Set of tasks:
- a) Say whether each statement agrees with the passage on long breaks between albums, answering yes or no and quoting the deciding words: (i) In show business, absence always makes the heart grow fonder. (ii) A collision between career and personal life is named as one reason for a long break. (iii) Ten artists are promised.
- b) Continue the passage on long breaks between albums from where it stops.

There’s something to be said for anticipation—for keeping the fans waiting and keeping them wanting more. Still, in the fickle world of professional show biz, absence doesn’t always make the heart grow fonder. So let’s substitute another cliche: out of sight, out of mind. The moment one steps away from the spotlight, they usually just cede it to someone else.

That’s especially true in the musical realm, and especially now when every week there’s a new would-be star vying for attention. Nevertheless, history is littered with the names of those who threw caution to the wind, and for whatever reason—a collision between career and personal life, changes in their musical dynamic, or simply the desire to retreat from the world—they took a long break between album releases.

Here, then, are nine artists who kept us waiting, and waiting, and waiting for new music.

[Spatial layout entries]

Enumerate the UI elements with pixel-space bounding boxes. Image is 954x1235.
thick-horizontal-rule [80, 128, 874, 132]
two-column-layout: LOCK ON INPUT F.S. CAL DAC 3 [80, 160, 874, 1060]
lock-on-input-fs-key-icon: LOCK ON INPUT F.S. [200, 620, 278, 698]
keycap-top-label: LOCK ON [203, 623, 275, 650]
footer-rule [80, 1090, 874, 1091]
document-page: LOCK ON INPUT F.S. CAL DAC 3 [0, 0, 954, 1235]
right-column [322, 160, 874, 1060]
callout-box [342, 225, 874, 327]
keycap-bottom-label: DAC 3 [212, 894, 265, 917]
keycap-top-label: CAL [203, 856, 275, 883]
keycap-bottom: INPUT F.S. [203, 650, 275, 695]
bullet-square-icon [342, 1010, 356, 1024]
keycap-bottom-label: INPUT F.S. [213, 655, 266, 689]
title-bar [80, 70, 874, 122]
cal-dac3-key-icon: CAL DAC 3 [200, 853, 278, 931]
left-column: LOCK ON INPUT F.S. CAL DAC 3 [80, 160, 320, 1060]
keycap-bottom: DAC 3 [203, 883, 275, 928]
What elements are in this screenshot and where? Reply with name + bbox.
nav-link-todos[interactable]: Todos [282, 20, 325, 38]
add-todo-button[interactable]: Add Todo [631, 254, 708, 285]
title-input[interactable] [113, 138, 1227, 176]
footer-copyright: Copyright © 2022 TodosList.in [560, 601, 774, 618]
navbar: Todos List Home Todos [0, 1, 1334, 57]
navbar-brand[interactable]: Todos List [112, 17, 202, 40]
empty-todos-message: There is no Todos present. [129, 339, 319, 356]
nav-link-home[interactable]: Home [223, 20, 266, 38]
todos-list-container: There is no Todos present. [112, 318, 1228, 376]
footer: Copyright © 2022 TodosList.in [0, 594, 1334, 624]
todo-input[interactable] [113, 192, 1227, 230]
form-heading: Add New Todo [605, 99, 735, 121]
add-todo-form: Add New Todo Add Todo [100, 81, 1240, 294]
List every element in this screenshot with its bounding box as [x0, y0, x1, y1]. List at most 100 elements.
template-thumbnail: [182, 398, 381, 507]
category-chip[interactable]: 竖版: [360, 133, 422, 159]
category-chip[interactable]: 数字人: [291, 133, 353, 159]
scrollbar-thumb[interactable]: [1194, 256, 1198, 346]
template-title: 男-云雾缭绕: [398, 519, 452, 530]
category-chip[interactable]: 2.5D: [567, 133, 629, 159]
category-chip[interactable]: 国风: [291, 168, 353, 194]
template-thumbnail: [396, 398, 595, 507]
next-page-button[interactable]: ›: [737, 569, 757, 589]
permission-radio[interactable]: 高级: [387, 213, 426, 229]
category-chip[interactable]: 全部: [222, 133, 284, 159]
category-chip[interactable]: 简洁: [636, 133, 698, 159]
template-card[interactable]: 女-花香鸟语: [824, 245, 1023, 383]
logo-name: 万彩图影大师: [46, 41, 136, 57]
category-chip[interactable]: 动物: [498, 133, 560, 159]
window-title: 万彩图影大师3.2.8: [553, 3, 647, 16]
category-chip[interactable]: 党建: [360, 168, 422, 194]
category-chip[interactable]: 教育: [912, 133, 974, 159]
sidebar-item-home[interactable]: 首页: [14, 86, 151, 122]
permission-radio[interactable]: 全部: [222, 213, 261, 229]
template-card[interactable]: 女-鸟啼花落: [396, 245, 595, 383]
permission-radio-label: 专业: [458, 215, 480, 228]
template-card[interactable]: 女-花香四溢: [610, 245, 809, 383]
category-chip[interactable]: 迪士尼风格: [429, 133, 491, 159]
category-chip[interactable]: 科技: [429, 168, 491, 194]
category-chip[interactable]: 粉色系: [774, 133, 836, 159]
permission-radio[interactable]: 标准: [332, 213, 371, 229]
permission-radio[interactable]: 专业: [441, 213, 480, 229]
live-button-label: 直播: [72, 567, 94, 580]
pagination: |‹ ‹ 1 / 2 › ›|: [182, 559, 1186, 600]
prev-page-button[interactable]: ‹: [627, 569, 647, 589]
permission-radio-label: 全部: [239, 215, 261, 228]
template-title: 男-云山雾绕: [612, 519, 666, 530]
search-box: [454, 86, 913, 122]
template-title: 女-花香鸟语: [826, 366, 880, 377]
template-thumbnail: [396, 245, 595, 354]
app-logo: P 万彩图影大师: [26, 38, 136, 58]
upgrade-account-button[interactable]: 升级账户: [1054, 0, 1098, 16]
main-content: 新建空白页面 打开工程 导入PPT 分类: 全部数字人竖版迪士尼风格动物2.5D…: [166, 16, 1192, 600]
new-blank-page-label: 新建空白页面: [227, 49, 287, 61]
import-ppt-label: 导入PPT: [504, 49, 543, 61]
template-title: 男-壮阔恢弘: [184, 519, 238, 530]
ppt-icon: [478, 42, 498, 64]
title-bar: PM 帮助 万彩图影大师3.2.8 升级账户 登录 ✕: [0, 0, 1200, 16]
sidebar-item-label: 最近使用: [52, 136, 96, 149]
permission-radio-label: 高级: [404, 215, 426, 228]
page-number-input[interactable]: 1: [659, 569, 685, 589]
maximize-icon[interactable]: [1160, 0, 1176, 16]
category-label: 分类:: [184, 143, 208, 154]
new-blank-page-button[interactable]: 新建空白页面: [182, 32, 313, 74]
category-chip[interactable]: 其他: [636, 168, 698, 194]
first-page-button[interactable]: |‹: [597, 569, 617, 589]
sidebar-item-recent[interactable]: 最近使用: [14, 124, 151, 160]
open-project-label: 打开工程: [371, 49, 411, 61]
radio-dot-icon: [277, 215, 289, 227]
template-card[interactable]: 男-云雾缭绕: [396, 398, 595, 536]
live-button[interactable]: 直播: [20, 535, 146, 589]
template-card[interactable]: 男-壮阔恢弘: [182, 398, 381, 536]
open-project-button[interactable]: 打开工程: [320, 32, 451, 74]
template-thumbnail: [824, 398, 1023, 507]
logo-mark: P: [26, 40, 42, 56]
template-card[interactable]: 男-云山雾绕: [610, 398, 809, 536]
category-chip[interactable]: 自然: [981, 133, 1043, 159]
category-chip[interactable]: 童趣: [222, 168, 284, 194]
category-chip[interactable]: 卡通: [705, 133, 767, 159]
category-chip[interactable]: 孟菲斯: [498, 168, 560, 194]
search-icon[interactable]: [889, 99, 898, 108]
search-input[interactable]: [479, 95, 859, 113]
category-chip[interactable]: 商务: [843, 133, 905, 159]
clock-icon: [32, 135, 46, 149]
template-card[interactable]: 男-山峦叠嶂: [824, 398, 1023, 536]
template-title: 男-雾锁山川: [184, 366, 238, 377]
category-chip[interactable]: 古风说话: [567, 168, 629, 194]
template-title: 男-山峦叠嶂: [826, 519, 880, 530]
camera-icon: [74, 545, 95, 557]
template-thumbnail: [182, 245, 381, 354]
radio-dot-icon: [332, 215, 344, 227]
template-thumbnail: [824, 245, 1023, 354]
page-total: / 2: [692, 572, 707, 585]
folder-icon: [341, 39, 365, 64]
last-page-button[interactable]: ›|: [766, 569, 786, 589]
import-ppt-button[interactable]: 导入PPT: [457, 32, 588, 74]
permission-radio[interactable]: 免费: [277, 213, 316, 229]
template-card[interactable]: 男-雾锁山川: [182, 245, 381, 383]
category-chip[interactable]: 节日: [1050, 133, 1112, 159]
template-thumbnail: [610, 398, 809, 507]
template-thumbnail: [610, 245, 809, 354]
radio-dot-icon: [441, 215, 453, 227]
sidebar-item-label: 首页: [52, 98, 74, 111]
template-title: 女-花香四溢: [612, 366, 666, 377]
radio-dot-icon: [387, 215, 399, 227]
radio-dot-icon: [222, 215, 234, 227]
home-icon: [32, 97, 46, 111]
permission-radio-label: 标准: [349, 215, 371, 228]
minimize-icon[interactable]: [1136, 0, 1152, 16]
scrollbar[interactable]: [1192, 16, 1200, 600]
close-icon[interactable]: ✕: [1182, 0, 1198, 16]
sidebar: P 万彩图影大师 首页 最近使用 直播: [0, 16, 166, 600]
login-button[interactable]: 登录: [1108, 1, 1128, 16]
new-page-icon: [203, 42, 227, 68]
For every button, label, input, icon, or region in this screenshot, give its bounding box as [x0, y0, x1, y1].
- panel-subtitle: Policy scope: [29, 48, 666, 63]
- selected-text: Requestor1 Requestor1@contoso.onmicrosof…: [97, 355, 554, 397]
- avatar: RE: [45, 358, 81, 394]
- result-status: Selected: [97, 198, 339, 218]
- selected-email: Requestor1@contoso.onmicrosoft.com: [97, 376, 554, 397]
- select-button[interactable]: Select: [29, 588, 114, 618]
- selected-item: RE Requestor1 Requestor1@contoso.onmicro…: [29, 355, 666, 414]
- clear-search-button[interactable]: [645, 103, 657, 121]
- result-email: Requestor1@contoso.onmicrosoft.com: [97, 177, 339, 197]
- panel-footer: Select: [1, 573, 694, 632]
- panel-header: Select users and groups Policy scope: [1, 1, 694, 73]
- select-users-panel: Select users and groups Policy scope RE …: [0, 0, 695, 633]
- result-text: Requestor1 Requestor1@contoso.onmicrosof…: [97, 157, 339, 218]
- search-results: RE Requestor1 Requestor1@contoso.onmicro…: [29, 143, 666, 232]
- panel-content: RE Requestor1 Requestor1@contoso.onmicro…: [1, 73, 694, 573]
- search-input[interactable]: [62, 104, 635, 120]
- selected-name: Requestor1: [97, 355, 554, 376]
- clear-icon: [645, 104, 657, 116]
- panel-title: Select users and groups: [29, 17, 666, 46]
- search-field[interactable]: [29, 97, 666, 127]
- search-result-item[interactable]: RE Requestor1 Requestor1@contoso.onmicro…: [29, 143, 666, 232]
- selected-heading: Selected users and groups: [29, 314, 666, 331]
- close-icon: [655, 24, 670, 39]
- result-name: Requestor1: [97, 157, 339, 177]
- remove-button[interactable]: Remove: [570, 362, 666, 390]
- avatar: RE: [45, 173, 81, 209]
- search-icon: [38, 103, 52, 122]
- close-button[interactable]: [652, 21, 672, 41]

Answer set:
- a)
(i) No: "absence doesn’t always make the heart grow fonder."
(ii) Yes: "a collision between career and personal life"
(iii) No: "nine artists who kept us waiting"

- b)
10. John Lennon
Time between albums: 5 years
John Lennon’s retreat from music was prompted by a desire to escape the attention and chaos that had overtaken him during his stint in the Beatles and subsequently threatened to create discord when all he wanted was a little domesticity. Following his so-called “Lost Weekend” spent carousing in L.A. with mistress May Pang, he returned home to New York to be with his wife Yoko Ono and witness the birth of his son Sean on October 9, 1975. His final recorded effort of the ‘70s was an album of cover tunes simply entitled Rock and Roll, and rather than promote it, he spent the rest of the decade baking bread and being a househusband. When he did return to recording with the concerted comeback Double Fantasy, the glory was sadly short lived. After he was ambushed and murdered at the entrance to his apartment building, the posthumously released “Watching the Wheels,” a song that offered an explanation for his long break, also sadly served as his requiem.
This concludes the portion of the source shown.